Please give the records again from the start through the line with "contact-name: Ana xyxy=(400,52,436,74)", substituting "Break down" for "Decompose" and leaving everything else unchanged.

▼

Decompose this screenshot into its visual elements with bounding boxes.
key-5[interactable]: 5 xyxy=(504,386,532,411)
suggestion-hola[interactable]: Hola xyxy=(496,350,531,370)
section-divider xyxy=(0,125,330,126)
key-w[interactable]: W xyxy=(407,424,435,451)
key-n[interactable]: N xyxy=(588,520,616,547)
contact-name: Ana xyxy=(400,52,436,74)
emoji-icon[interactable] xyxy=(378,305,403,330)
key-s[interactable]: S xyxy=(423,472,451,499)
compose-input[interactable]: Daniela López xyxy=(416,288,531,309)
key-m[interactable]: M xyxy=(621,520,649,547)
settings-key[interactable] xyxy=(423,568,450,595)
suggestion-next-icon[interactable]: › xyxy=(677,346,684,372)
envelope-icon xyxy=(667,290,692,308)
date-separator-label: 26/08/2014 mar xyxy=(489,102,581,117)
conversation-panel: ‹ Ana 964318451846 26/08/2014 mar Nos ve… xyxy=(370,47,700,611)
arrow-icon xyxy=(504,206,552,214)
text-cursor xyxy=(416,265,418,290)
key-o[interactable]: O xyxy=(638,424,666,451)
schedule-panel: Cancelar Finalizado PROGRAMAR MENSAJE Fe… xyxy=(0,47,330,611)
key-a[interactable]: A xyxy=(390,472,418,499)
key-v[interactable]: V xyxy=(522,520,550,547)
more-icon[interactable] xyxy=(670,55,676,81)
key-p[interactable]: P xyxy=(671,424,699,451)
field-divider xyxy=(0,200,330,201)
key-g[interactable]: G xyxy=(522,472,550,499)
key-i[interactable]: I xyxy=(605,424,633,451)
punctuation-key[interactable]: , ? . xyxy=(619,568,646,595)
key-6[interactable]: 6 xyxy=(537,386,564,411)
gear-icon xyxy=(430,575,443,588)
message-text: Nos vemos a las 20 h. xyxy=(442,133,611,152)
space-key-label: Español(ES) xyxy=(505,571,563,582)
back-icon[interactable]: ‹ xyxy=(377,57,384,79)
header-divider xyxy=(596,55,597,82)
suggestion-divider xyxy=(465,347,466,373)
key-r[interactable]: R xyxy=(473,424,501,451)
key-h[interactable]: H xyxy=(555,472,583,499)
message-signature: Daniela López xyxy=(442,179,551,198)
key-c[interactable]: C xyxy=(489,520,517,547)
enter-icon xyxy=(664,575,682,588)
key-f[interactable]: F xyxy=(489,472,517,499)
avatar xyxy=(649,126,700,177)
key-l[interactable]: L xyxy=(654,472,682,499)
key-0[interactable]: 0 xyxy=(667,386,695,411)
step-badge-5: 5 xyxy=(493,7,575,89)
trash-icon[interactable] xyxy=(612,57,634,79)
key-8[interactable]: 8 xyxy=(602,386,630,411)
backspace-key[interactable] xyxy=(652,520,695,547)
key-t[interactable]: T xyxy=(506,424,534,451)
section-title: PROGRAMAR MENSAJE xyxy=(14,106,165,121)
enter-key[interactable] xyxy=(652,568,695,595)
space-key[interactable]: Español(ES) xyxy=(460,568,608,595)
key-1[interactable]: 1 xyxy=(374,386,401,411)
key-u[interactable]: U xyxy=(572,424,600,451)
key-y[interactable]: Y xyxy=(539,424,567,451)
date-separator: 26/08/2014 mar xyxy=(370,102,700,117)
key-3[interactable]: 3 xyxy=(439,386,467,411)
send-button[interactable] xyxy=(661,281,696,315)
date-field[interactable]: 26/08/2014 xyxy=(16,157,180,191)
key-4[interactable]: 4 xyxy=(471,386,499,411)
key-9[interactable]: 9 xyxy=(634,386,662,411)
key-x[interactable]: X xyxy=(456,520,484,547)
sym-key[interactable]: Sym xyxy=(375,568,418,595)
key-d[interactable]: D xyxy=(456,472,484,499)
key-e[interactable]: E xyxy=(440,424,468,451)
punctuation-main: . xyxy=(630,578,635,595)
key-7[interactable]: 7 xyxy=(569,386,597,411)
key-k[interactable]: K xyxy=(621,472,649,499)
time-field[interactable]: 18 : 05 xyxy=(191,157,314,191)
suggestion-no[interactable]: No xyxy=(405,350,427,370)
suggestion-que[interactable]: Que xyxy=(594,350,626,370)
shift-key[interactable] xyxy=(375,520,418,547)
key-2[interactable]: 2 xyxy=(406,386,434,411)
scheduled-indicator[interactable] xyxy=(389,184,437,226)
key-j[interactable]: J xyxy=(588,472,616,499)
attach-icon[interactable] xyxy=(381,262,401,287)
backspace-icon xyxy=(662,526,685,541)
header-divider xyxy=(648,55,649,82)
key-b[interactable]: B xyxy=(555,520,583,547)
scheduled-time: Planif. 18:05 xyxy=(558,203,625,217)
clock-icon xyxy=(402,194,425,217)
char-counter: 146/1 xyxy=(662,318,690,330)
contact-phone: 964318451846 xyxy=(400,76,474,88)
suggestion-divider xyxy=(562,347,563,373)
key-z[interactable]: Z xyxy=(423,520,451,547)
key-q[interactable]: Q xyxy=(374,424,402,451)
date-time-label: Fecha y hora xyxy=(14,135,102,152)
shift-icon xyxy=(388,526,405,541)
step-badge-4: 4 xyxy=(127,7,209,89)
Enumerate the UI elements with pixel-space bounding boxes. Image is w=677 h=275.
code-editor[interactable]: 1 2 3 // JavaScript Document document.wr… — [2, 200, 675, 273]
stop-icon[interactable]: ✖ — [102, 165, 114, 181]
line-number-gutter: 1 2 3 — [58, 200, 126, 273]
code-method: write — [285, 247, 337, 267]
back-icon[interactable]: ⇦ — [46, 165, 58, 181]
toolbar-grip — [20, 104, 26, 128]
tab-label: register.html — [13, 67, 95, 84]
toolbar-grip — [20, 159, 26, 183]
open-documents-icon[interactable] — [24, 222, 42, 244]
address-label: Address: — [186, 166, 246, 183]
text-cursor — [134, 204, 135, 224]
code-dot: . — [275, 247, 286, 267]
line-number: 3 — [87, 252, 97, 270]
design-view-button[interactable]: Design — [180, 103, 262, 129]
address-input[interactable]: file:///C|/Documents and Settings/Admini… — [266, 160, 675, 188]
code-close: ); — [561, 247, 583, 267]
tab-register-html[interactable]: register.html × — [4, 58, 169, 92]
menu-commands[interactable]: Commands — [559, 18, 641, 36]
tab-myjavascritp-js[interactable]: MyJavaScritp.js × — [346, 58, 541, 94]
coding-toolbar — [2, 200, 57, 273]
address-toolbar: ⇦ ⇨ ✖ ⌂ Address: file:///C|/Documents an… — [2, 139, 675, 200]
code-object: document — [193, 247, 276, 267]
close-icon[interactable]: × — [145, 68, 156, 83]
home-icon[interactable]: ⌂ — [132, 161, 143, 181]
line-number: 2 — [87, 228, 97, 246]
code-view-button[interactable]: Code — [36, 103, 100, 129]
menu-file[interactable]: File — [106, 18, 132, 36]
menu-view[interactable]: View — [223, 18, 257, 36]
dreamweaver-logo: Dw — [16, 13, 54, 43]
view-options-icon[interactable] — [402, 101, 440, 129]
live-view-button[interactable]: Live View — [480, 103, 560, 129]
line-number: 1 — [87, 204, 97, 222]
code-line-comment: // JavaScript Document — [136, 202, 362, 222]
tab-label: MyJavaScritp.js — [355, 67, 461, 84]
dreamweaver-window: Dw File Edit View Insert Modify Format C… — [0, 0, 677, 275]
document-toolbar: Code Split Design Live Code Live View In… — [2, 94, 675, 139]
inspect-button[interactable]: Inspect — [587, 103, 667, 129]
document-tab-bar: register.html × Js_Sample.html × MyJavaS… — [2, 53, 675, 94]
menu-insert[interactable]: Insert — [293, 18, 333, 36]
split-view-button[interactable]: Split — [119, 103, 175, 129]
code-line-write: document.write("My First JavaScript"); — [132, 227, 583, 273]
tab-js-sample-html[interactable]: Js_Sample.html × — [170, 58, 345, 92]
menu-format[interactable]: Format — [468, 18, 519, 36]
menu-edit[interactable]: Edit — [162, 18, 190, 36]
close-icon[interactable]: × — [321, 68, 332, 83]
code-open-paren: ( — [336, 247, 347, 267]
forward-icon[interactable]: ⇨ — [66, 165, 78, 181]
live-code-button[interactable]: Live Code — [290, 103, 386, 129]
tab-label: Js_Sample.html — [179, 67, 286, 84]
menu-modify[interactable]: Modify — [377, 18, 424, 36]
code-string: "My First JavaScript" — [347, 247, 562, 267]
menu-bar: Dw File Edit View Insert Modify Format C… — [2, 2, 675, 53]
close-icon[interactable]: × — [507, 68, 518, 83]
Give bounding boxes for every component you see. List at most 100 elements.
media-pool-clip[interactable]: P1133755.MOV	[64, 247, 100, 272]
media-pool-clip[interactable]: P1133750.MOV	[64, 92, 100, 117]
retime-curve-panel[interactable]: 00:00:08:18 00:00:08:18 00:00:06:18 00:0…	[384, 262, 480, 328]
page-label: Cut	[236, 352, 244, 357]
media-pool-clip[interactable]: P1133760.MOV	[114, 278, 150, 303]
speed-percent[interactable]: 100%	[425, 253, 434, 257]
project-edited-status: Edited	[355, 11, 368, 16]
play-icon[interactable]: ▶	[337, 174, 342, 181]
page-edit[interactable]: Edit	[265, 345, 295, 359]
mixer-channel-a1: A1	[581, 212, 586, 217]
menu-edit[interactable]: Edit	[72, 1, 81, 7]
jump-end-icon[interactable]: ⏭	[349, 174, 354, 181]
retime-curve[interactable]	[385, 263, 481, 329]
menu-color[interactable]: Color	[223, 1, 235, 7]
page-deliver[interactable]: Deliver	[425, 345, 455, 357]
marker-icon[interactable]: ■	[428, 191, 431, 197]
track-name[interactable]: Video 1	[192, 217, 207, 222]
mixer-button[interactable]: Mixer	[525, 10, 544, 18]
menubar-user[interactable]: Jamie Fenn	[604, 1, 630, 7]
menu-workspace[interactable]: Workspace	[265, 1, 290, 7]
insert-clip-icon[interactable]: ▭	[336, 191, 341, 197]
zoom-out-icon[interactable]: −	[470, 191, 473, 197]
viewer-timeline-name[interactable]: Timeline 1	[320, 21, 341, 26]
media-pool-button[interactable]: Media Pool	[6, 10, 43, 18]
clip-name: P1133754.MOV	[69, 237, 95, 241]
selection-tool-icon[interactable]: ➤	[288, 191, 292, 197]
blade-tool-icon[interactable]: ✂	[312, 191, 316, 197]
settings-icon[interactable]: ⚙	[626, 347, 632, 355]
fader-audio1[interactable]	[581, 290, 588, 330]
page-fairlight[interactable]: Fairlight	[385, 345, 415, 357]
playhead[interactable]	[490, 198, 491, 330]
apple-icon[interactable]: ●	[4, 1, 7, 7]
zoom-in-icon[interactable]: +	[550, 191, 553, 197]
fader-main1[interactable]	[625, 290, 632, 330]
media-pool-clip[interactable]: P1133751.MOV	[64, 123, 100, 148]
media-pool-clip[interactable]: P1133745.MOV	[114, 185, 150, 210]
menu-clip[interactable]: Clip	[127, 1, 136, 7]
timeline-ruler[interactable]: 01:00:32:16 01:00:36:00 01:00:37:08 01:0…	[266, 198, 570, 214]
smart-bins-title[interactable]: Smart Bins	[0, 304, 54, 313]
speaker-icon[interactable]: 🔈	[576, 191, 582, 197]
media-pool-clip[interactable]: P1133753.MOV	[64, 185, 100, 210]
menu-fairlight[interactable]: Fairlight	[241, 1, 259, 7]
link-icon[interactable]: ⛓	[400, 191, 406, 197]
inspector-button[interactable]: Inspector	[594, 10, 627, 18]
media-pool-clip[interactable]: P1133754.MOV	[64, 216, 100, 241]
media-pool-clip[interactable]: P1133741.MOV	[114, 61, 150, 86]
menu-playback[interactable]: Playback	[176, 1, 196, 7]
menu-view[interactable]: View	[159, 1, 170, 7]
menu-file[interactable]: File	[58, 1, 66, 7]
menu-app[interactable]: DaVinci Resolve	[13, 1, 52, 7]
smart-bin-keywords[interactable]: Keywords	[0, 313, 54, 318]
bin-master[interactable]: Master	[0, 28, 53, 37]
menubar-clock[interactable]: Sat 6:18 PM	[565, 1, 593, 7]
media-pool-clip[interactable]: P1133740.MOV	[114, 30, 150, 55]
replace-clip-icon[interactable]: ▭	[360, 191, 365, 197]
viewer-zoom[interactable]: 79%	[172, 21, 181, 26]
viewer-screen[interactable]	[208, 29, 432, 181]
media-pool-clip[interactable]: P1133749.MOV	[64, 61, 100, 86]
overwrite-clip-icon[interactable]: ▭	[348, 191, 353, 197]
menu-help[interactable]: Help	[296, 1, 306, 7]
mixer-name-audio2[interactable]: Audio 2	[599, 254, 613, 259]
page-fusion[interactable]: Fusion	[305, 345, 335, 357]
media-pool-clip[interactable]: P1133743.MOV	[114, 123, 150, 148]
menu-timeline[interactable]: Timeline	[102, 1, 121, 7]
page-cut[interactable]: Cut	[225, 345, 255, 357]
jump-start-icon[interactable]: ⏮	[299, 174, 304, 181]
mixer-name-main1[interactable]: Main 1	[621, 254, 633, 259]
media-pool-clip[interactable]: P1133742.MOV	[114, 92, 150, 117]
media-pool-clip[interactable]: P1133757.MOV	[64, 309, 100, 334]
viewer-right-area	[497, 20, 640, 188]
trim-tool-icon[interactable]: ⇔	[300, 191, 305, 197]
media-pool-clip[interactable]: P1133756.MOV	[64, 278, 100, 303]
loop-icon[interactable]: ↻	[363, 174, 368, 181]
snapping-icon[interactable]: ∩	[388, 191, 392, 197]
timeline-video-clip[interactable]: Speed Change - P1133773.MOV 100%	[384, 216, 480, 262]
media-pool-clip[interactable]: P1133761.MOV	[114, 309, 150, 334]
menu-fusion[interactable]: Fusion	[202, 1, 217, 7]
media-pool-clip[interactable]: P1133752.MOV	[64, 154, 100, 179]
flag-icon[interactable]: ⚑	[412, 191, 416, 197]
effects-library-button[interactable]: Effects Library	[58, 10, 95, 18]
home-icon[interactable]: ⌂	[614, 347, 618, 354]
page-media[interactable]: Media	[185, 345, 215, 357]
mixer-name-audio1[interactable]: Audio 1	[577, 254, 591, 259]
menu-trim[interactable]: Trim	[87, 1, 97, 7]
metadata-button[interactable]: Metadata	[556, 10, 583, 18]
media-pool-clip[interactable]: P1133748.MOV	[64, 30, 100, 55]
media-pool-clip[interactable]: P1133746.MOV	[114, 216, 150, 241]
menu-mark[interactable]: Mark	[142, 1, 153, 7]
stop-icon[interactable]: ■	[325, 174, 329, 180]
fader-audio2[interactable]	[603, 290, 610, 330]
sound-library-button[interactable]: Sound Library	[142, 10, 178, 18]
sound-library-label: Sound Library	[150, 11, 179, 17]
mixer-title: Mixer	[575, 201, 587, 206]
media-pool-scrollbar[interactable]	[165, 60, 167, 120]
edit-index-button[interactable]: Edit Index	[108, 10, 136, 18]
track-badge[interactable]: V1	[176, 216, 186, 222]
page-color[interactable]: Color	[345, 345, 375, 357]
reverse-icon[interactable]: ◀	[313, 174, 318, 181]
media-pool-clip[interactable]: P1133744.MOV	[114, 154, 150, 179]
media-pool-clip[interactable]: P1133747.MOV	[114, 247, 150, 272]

▲

__Finished answer__.
Break down this screenshot into its visual elements with bounding boxes.
key-5[interactable]: 5 xyxy=(504,386,532,411)
suggestion-hola[interactable]: Hola xyxy=(496,350,531,370)
section-divider xyxy=(0,125,330,126)
key-w[interactable]: W xyxy=(407,424,435,451)
key-n[interactable]: N xyxy=(588,520,616,547)
contact-name: Ana xyxy=(400,52,436,74)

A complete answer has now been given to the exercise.